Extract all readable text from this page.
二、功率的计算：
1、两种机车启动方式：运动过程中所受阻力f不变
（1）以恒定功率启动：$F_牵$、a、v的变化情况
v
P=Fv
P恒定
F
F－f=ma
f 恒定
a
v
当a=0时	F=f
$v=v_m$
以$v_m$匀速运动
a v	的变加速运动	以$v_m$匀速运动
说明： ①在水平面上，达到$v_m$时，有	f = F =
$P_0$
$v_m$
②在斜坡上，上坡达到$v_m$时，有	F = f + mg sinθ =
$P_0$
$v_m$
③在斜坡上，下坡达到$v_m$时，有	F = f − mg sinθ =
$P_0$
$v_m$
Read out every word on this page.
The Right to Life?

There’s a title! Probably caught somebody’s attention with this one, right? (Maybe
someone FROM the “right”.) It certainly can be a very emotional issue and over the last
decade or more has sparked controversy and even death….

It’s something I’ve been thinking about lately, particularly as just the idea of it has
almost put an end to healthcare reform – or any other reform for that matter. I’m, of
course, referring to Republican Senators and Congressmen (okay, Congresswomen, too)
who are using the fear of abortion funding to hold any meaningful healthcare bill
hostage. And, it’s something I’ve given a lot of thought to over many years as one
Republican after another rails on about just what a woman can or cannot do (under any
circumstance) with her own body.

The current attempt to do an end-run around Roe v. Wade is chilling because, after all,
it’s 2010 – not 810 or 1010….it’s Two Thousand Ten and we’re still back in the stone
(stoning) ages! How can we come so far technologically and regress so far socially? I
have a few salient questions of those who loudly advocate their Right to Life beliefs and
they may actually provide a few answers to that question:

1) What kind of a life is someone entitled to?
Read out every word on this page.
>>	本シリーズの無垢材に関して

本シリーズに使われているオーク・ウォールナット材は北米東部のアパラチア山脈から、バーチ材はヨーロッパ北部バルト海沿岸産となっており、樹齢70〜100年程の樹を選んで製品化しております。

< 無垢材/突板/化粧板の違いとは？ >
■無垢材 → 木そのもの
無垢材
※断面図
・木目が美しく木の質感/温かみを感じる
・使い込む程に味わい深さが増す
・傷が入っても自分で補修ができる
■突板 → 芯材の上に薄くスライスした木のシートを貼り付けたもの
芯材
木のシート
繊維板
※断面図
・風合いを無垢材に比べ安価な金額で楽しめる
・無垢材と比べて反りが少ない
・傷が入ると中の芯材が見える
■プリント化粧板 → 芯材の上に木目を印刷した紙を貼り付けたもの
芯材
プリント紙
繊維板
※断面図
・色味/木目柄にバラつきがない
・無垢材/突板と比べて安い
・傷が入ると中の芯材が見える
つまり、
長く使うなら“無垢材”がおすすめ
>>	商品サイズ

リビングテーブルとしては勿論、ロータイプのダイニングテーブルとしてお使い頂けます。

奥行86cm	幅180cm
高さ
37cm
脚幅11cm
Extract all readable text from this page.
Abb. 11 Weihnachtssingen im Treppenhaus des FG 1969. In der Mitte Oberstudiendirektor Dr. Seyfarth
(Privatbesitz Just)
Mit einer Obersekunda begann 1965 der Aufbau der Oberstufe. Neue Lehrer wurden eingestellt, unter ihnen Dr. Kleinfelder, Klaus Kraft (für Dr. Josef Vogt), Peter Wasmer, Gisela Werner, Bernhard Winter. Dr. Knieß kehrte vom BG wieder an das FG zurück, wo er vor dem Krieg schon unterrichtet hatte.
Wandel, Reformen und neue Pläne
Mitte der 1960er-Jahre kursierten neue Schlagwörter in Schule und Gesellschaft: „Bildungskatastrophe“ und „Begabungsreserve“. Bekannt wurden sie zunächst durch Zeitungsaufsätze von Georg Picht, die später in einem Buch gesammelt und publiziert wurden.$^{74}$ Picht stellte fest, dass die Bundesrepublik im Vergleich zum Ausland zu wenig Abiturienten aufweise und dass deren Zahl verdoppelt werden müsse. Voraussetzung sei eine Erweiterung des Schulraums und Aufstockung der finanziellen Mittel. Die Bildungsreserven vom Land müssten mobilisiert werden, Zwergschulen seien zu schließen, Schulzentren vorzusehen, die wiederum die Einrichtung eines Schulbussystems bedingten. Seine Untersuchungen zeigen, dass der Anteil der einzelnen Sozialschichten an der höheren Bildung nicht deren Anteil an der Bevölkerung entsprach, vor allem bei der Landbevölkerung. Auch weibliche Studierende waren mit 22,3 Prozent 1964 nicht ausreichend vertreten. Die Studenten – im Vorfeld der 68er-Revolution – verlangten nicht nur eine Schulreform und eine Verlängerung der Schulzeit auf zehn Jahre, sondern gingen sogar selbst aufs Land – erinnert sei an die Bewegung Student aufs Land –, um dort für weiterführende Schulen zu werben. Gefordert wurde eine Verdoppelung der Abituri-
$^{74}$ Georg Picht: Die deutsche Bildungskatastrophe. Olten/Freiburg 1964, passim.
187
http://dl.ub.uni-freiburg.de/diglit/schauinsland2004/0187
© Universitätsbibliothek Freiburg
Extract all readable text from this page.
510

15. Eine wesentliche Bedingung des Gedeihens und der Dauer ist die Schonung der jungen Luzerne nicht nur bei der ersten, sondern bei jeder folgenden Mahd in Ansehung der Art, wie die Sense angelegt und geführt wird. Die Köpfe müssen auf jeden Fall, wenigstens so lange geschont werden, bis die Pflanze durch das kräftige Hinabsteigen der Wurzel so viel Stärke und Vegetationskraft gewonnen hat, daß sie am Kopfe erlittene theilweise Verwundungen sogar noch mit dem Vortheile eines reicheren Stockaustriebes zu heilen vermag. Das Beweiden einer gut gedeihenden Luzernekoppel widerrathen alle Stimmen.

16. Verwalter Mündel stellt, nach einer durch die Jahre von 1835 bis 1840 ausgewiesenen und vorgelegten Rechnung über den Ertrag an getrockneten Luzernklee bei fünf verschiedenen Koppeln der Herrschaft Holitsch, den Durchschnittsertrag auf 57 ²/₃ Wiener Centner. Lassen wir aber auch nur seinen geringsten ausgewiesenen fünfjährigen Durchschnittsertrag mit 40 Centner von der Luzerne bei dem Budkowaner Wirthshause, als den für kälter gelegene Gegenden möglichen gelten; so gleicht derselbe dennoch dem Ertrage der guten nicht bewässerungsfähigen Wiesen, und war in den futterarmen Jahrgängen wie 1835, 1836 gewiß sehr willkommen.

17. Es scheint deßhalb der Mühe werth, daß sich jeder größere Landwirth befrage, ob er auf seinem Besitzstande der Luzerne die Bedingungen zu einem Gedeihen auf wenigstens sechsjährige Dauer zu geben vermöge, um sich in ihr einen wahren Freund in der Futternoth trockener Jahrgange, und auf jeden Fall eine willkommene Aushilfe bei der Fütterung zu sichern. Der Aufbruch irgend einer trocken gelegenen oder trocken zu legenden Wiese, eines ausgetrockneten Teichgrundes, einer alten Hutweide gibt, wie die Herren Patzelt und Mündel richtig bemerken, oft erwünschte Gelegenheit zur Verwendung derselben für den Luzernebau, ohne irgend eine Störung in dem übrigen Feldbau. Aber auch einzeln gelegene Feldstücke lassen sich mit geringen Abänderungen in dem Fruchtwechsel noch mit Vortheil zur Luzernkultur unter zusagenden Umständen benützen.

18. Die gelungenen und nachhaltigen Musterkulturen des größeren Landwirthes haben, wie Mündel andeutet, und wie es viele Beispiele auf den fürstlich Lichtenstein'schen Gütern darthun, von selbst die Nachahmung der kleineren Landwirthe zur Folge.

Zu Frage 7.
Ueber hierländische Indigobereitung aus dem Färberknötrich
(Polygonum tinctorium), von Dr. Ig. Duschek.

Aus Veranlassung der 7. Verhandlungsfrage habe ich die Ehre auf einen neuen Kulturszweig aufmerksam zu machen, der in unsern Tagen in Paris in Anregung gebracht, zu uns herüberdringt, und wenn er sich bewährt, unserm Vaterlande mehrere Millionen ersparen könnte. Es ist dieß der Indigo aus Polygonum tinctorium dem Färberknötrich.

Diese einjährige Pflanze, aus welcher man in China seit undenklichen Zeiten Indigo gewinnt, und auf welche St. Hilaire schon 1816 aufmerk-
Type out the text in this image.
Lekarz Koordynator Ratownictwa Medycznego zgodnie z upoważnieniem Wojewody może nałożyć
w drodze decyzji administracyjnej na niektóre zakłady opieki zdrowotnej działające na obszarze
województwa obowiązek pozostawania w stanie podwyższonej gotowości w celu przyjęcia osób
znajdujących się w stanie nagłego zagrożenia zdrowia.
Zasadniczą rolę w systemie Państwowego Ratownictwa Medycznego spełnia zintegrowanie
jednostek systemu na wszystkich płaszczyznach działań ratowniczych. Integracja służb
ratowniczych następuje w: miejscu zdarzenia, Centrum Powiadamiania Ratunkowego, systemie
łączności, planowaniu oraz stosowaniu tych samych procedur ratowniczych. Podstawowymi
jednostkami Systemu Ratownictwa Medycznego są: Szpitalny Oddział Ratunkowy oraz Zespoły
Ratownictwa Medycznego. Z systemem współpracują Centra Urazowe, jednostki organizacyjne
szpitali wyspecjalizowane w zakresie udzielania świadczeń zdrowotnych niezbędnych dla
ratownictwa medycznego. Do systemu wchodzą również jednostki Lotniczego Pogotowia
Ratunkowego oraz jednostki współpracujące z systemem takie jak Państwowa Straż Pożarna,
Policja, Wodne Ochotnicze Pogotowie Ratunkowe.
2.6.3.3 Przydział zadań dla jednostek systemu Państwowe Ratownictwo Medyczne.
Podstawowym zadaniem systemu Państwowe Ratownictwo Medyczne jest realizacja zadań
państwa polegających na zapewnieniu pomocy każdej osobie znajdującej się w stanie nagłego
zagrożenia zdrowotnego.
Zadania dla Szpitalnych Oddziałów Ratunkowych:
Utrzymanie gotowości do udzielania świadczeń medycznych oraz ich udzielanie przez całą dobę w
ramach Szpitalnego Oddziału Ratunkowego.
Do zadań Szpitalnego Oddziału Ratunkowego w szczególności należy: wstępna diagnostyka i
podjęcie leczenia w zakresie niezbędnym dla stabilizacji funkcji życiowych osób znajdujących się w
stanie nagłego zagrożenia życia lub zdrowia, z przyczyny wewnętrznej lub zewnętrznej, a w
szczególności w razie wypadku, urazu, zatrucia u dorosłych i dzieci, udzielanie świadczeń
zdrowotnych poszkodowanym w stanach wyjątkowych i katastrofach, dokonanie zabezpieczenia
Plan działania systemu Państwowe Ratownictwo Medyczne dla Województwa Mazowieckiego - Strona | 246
____________
* _REQUIREMENTS_
From the listing above, collect every line that mentions the word "jednostki".

* _EXPECTED ANSWER_
Ratownictwa Medycznego. Z systemem współpracują Centra Urazowe, jednostki organizacyjne
ratownictwa medycznego. Do systemu wchodzą również jednostki Lotniczego Pogotowia
Ratunkowego oraz jednostki współpracujące z systemem takie jak Państwowa Straż Pożarna,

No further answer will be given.